◆ Given passage ◆
++++++++++++++++++++

Nay, the apostle speaks of "by manifestation of the truth commending ourselves to every man's conscience in the sight of God" (2 Cor. 4:2); and the Lord, of its being the condemnation of the world, that "light is come into the world, and men loved darkness rather than light, because their deeds were evil" (John 3:19). There was no lack of evidence: light was there, and men owned its power to their own condemnation, when they sought escape from it.
Even so in the gift was there "the manifestation of the Spirit," and it was "given to every man to profit withal." By the very fact that he had it, he was responsible to use it — responsible to Him who had not given it in vain. In the gift itself lay the ability to minister, and title too; for I am bound to help and serve with what I have. And if souls are helped, they need scarcely ask if I had commission to do it.
This is the simple character of ministry — the service of love, according to the ability which God gives, mutual service of each to each and each to all, without jostling or exclusion of one another. Each gift was thrown into the common treasury, and all were the richer by it. God's blessing and the manifestation of the Spirit were all the sanction needed. All were not teachers, still less public teachers, of the Word; still in these cases, the same principles exactly applied. That was but one department of a service which had many, and which was rendered by each to each according to his sphere.
Was there nothing else than that? Was there no ordained class at all, then? That is another thing altogether. There were, without doubt, in the primitive Church, two classes of officials, regularly appointed, or (if you like) ordained. The deacons were those who, having charge of the fund for the poor and other purposes, were chosen by the saints first for this place of trust in their behalf, and then appointed authoritatively by apostles mediately or immediately. Elders were a second class, — elderly men, as the word imports, — who were appointed in the local assemblies as "bishops," or "overseers," to take cognizance of their state. That the elders were the same as bishops may be seen in Paul's words to the elders of Ephesus, where he exhorts them to "take heed to … all the flock, over which the Holy Ghost hath made you overseers." There they have translated the word, "bishops," but in Titus they have left it" that thou shouldest ordain elders in every city, as I had appointed thee; if any be blameless, … for a bishop must be blameless." (Acts 20:28; Titus 1:5, 7.)

++++++++++++++++++++

(Dataset records)
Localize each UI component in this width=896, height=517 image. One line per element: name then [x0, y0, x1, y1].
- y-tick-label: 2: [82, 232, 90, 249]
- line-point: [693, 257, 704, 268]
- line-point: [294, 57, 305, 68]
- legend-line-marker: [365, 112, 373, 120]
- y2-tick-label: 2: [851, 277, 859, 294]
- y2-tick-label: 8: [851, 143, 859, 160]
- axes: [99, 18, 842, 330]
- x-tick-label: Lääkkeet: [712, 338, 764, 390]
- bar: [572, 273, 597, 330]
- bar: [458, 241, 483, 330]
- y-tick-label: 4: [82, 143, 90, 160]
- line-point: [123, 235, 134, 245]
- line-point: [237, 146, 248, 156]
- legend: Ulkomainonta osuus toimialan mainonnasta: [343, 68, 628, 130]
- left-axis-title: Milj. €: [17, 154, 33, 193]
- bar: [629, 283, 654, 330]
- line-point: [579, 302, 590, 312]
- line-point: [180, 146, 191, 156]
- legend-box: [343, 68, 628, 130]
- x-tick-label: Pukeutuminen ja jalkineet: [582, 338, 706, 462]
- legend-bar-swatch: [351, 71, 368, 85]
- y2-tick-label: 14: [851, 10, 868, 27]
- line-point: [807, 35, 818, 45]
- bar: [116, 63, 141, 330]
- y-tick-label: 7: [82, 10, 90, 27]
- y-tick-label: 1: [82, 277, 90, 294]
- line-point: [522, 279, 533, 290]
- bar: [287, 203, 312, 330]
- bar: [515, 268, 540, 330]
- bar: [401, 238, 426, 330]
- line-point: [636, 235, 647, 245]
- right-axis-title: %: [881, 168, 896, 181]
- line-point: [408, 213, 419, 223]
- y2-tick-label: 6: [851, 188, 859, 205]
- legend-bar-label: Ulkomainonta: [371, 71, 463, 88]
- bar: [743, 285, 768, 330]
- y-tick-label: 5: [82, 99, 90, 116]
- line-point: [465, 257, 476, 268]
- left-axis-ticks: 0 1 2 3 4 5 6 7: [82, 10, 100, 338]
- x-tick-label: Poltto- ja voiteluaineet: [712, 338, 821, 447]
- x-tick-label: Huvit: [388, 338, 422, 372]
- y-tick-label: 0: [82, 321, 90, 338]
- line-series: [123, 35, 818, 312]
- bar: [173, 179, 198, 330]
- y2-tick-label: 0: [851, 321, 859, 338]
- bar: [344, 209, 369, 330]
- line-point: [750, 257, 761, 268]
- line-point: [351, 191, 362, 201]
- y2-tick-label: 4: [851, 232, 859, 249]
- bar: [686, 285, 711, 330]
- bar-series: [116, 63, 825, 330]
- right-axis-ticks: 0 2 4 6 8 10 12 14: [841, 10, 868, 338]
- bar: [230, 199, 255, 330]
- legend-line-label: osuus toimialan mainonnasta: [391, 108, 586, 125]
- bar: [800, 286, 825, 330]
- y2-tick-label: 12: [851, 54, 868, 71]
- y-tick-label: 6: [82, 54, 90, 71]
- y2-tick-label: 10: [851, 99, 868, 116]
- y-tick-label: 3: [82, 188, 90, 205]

++++++++++++++++++++

◆ Work to complete ◆
1) Summarize the passage on ministry and church officers in two sentences.
2) From the dataset entries, extract each line word for word, starting at the first line of the entries and stopping after the line that contains "- x-tick-label: Lääkkeet: [712, 338, 764, 390]".

◆ Correct answers ◆
1) Each person who had the gift of the Spirit was responsible to use it to help others, so ministry was a mutual service of love according to God-given ability, with God's blessing and the manifestation of the Spirit as all the sanction needed. The primitive Church did have two regularly appointed classes of officials: deacons, who had charge of the fund for the poor and were chosen by the saints and then appointed by apostles, and elders, also called bishops or overseers, who were appointed in the local assemblies to oversee their state.

2)
Localize each UI component in this width=896, height=517 image. One line per element: name then [x0, y0, x1, y1].
- y-tick-label: 2: [82, 232, 90, 249]
- line-point: [693, 257, 704, 268]
- line-point: [294, 57, 305, 68]
- legend-line-marker: [365, 112, 373, 120]
- y2-tick-label: 2: [851, 277, 859, 294]
- y2-tick-label: 8: [851, 143, 859, 160]
- axes: [99, 18, 842, 330]
- x-tick-label: Lääkkeet: [712, 338, 764, 390]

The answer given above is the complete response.